• **Task goal**
How many lines within the records include the word "Корсакова"? Only that number should be given.

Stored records
----------------
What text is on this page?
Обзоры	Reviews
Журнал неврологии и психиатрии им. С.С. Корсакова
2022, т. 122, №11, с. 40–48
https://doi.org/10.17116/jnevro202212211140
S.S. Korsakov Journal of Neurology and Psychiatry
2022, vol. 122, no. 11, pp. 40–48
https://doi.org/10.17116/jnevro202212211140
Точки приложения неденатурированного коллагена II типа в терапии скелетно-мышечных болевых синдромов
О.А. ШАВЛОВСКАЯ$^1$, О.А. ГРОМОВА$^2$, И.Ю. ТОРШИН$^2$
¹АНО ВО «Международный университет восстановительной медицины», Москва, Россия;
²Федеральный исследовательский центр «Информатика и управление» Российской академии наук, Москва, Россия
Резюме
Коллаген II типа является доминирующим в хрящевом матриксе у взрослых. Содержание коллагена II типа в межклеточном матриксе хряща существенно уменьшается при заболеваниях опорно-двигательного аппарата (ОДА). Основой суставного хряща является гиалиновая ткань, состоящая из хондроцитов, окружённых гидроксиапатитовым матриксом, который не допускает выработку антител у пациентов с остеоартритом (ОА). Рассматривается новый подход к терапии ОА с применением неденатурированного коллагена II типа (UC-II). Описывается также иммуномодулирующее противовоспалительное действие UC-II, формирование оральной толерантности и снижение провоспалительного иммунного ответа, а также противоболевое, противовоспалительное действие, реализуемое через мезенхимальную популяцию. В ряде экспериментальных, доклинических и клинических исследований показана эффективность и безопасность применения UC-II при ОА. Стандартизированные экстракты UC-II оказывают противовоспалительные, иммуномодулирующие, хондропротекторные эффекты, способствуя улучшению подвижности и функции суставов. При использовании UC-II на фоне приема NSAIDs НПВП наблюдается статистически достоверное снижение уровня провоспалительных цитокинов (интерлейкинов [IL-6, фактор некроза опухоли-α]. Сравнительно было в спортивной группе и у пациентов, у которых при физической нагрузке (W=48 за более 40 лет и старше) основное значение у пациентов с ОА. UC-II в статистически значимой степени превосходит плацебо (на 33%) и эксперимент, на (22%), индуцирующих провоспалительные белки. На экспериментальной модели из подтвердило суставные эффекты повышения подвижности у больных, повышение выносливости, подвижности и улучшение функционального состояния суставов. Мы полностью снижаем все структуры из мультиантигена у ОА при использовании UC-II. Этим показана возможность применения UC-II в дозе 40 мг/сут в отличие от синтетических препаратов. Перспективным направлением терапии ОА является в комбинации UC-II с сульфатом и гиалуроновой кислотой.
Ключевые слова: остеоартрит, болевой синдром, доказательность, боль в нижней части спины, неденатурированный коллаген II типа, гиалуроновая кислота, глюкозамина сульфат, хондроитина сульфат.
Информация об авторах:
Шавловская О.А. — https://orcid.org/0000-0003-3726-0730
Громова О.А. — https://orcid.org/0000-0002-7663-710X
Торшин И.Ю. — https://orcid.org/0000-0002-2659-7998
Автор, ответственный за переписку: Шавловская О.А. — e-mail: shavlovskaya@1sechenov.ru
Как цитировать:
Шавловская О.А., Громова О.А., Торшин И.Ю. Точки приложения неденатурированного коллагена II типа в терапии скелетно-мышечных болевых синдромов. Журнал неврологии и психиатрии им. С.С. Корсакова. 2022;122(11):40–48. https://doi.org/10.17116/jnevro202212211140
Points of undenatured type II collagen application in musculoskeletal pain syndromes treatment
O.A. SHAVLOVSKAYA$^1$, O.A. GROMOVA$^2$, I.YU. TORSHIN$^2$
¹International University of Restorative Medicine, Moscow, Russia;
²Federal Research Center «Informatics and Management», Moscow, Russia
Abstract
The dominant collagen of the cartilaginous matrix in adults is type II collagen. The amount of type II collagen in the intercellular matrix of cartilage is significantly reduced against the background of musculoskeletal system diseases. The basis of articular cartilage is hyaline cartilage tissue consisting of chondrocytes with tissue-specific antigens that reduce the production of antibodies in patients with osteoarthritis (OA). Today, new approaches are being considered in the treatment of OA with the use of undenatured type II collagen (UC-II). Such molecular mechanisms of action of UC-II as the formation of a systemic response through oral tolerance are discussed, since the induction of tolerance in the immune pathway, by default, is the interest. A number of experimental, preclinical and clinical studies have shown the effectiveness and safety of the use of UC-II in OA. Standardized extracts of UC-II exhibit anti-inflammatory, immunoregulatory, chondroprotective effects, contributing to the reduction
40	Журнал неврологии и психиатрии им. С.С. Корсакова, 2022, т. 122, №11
----------------
• **Task result**
3